Brief - Please retype every line of text in the records below word for word, leaving the pictures out of your answer.

** start Records supplied **

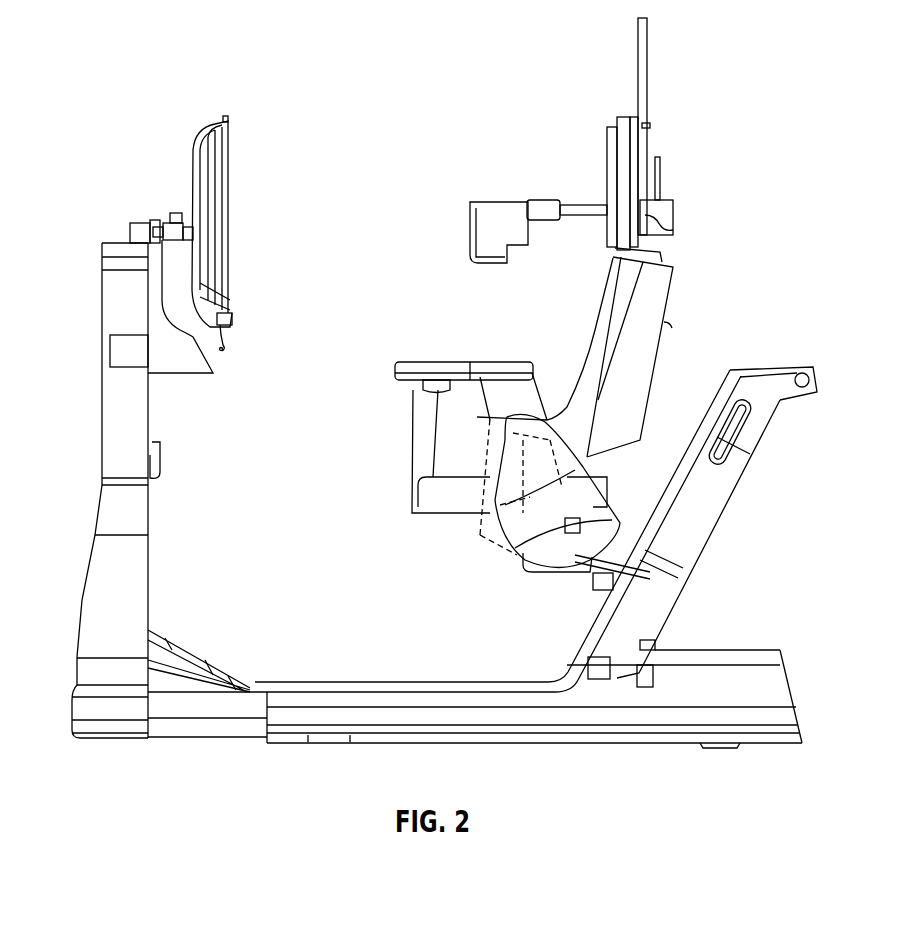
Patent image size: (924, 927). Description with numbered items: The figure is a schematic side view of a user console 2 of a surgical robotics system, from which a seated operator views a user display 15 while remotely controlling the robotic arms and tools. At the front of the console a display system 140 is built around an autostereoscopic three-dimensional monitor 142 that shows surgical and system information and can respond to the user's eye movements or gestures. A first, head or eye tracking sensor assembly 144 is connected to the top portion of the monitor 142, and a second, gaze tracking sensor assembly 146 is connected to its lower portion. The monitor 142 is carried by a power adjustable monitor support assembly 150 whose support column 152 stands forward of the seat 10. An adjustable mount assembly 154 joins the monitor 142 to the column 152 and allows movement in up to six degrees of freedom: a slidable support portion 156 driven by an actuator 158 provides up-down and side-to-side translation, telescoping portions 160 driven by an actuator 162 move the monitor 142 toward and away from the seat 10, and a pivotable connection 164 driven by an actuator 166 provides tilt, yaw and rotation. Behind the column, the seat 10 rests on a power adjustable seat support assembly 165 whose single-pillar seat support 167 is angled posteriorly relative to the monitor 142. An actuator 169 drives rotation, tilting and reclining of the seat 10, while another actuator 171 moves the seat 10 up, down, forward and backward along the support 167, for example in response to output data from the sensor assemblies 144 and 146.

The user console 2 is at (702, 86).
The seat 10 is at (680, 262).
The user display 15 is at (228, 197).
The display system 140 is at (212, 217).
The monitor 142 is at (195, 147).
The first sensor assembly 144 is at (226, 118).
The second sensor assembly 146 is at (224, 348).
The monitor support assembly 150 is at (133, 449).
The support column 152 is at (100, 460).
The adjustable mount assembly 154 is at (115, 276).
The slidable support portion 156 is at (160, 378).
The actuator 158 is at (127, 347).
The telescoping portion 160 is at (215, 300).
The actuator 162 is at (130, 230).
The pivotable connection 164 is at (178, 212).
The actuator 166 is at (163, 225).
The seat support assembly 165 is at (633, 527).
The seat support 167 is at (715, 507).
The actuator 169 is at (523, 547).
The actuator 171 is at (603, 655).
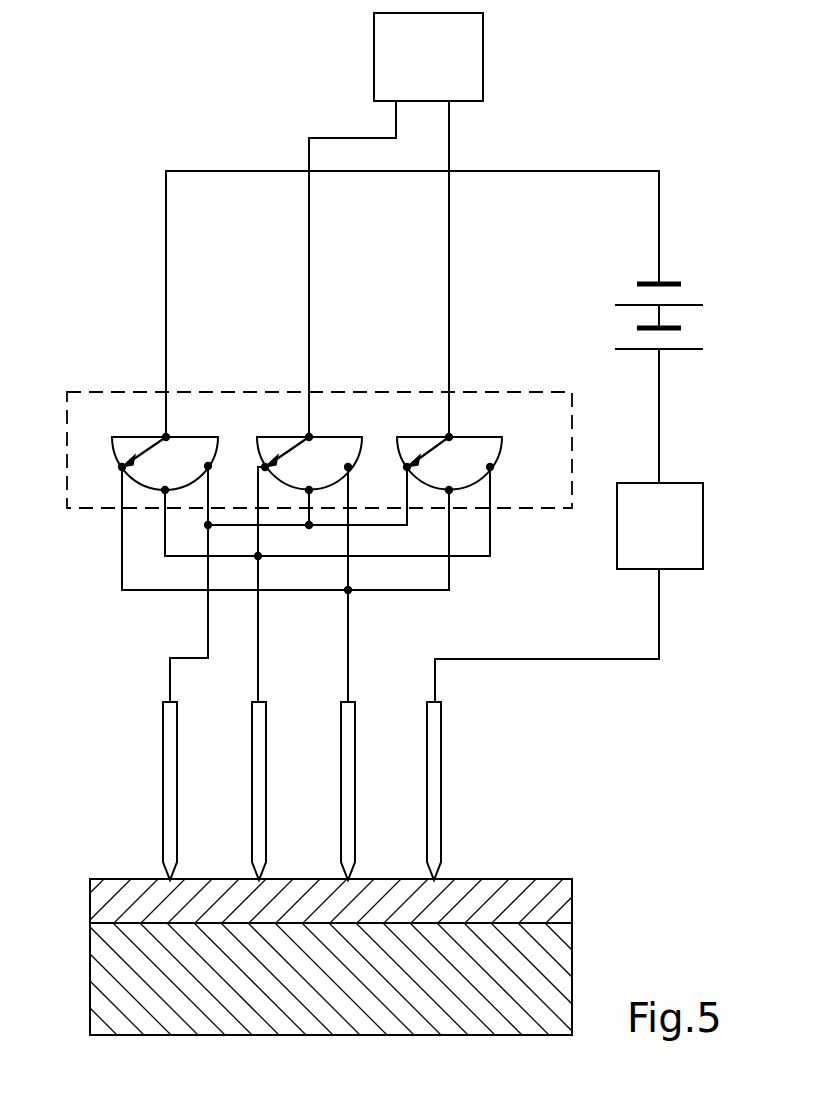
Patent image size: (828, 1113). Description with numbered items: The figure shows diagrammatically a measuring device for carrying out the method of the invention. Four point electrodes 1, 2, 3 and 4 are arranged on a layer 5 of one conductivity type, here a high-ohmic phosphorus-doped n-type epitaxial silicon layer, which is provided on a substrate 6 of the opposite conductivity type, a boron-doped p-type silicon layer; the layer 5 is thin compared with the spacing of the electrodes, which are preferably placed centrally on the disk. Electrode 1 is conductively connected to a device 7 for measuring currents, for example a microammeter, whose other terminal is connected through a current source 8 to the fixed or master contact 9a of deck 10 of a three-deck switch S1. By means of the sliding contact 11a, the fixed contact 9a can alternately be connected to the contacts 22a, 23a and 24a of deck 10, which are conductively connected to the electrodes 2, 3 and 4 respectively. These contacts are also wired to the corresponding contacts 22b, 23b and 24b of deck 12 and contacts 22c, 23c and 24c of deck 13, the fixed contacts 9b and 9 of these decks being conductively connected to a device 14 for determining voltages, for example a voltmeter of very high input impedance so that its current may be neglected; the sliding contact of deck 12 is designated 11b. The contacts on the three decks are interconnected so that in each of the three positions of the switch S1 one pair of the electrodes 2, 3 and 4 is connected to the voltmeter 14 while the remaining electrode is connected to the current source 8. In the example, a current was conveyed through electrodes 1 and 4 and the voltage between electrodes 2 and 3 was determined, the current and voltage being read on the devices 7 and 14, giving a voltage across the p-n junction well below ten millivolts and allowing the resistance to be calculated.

** end Records supplied **

Written answer -
Patent image size: (924, 927). Description with numbered items: The figure is a schematic side view of a user console 2 of a surgical robotics system, from which a seated operator views a user display 15 while remotely controlling the robotic arms and tools. At the front of the console a display system 140 is built around an autostereoscopic three-dimensional monitor 142 that shows surgical and system information and can respond to the user's eye movements or gestures. A first, head or eye tracking sensor assembly 144 is connected to the top portion of the monitor 142, and a second, gaze tracking sensor assembly 146 is connected to its lower portion. The monitor 142 is carried by a power adjustable monitor support assembly 150 whose support column 152 stands forward of the seat 10. An adjustable mount assembly 154 joins the monitor 142 to the column 152 and allows movement in up to six degrees of freedom: a slidable support portion 156 driven by an actuator 158 provides up-down and side-to-side translation, telescoping portions 160 driven by an actuator 162 move the monitor 142 toward and away from the seat 10, and a pivotable connection 164 driven by an actuator 166 provides tilt, yaw and rotation. Behind the column, the seat 10 rests on a power adjustable seat support assembly 165 whose single-pillar seat support 167 is angled posteriorly relative to the monitor 142. An actuator 169 drives rotation, tilting and reclining of the seat 10, while another actuator 171 moves the seat 10 up, down, forward and backward along the support 167, for example in response to output data from the sensor assemblies 144 and 146.

The user console 2 is at (702, 86).
The seat 10 is at (680, 262).
The user display 15 is at (228, 197).
The display system 140 is at (212, 217).
The monitor 142 is at (195, 147).
The first sensor assembly 144 is at (226, 118).
The second sensor assembly 146 is at (224, 348).
The monitor support assembly 150 is at (133, 449).
The support column 152 is at (100, 460).
The adjustable mount assembly 154 is at (115, 276).
The slidable support portion 156 is at (160, 378).
The actuator 158 is at (127, 347).
The telescoping portion 160 is at (215, 300).
The actuator 162 is at (130, 230).
The pivotable connection 164 is at (178, 212).
The actuator 166 is at (163, 225).
The seat support assembly 165 is at (633, 527).
The seat support 167 is at (715, 507).
The actuator 169 is at (523, 547).
The actuator 171 is at (603, 655).
Patent image size: (828, 1113). Description with numbered items: The figure shows diagrammatically a measuring device for carrying out the method of the invention. Four point electrodes 1, 2, 3 and 4 are arranged on a layer 5 of one conductivity type, here a high-ohmic phosphorus-doped n-type epitaxial silicon layer, which is provided on a substrate 6 of the opposite conductivity type, a boron-doped p-type silicon layer; the layer 5 is thin compared with the spacing of the electrodes, which are preferably placed centrally on the disk. Electrode 1 is conductively connected to a device 7 for measuring currents, for example a microammeter, whose other terminal is connected through a current source 8 to the fixed or master contact 9a of deck 10 of a three-deck switch S1. By means of the sliding contact 11a, the fixed contact 9a can alternately be connected to the contacts 22a, 23a and 24a of deck 10, which are conductively connected to the electrodes 2, 3 and 4 respectively. These contacts are also wired to the corresponding contacts 22b, 23b and 24b of deck 12 and contacts 22c, 23c and 24c of deck 13, the fixed contacts 9b and 9 of these decks being conductively connected to a device 14 for determining voltages, for example a voltmeter of very high input impedance so that its current may be neglected; the sliding contact of deck 12 is designated 11b. The contacts on the three decks are interconnected so that in each of the three positions of the switch S1 one pair of the electrodes 2, 3 and 4 is connected to the voltmeter 14 while the remaining electrode is connected to the current source 8. In the example, a current was conveyed through electrodes 1 and 4 and the voltage between electrodes 2 and 3 was determined, the current and voltage being read on the devices 7 and 14, giving a voltage across the p-n junction well below ten millivolts and allowing the resistance to be calculated.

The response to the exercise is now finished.